WHAT IS BEING ASKED
Output every record below exactly as it appears.

---------- TASK DATA

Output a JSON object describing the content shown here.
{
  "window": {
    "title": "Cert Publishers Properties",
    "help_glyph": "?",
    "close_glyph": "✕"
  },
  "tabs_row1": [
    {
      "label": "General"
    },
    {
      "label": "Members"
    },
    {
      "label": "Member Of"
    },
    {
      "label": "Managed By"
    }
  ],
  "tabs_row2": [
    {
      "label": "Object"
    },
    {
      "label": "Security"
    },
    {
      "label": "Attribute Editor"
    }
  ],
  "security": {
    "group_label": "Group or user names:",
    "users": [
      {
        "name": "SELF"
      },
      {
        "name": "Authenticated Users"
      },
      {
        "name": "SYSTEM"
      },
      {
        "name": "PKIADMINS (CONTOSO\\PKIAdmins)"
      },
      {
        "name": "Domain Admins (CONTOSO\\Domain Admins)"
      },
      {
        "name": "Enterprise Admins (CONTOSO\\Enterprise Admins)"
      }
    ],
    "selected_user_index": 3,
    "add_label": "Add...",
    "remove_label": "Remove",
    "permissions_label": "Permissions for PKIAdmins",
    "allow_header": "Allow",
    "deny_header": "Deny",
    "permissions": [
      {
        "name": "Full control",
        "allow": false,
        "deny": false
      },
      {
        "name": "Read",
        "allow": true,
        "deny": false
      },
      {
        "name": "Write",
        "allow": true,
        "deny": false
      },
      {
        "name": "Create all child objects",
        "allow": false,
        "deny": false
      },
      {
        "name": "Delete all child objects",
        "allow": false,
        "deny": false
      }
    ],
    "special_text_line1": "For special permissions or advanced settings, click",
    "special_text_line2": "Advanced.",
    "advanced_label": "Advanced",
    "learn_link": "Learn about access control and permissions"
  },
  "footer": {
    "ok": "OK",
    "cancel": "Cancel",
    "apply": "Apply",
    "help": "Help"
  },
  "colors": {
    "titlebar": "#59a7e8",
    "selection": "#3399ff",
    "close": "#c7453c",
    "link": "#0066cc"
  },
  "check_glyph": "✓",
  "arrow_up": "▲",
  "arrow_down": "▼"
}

--------------------

ANSWER
Output a JSON object describing the content shown here.
{
  "window": {
    "title": "Cert Publishers Properties",
    "help_glyph": "?",
    "close_glyph": "✕"
  },
  "tabs_row1": [
    {
      "label": "General"
    },
    {
      "label": "Members"
    },
    {
      "label": "Member Of"
    },
    {
      "label": "Managed By"
    }
  ],
  "tabs_row2": [
    {
      "label": "Object"
    },
    {
      "label": "Security"
    },
    {
      "label": "Attribute Editor"
    }
  ],
  "security": {
    "group_label": "Group or user names:",
    "users": [
      {
        "name": "SELF"
      },
      {
        "name": "Authenticated Users"
      },
      {
        "name": "SYSTEM"
      },
      {
        "name": "PKIADMINS (CONTOSO\\PKIAdmins)"
      },
      {
        "name": "Domain Admins (CONTOSO\\Domain Admins)"
      },
      {
        "name": "Enterprise Admins (CONTOSO\\Enterprise Admins)"
      }
    ],
    "selected_user_index": 3,
    "add_label": "Add...",
    "remove_label": "Remove",
    "permissions_label": "Permissions for PKIAdmins",
    "allow_header": "Allow",
    "deny_header": "Deny",
    "permissions": [
      {
        "name": "Full control",
        "allow": false,
        "deny": false
      },
      {
        "name": "Read",
        "allow": true,
        "deny": false
      },
      {
        "name": "Write",
        "allow": true,
        "deny": false
      },
      {
        "name": "Create all child objects",
        "allow": false,
        "deny": false
      },
      {
        "name": "Delete all child objects",
        "allow": false,
        "deny": false
      }
    ],
    "special_text_line1": "For special permissions or advanced settings, click",
    "special_text_line2": "Advanced.",
    "advanced_label": "Advanced",
    "learn_link": "Learn about access control and permissions"
  },
  "footer": {
    "ok": "OK",
    "cancel": "Cancel",
    "apply": "Apply",
    "help": "Help"
  },
  "colors": {
    "titlebar": "#59a7e8",
    "selection": "#3399ff",
    "close": "#c7453c",
    "link": "#0066cc"
  },
  "check_glyph": "✓",
  "arrow_up": "▲",
  "arrow_down": "▼"
}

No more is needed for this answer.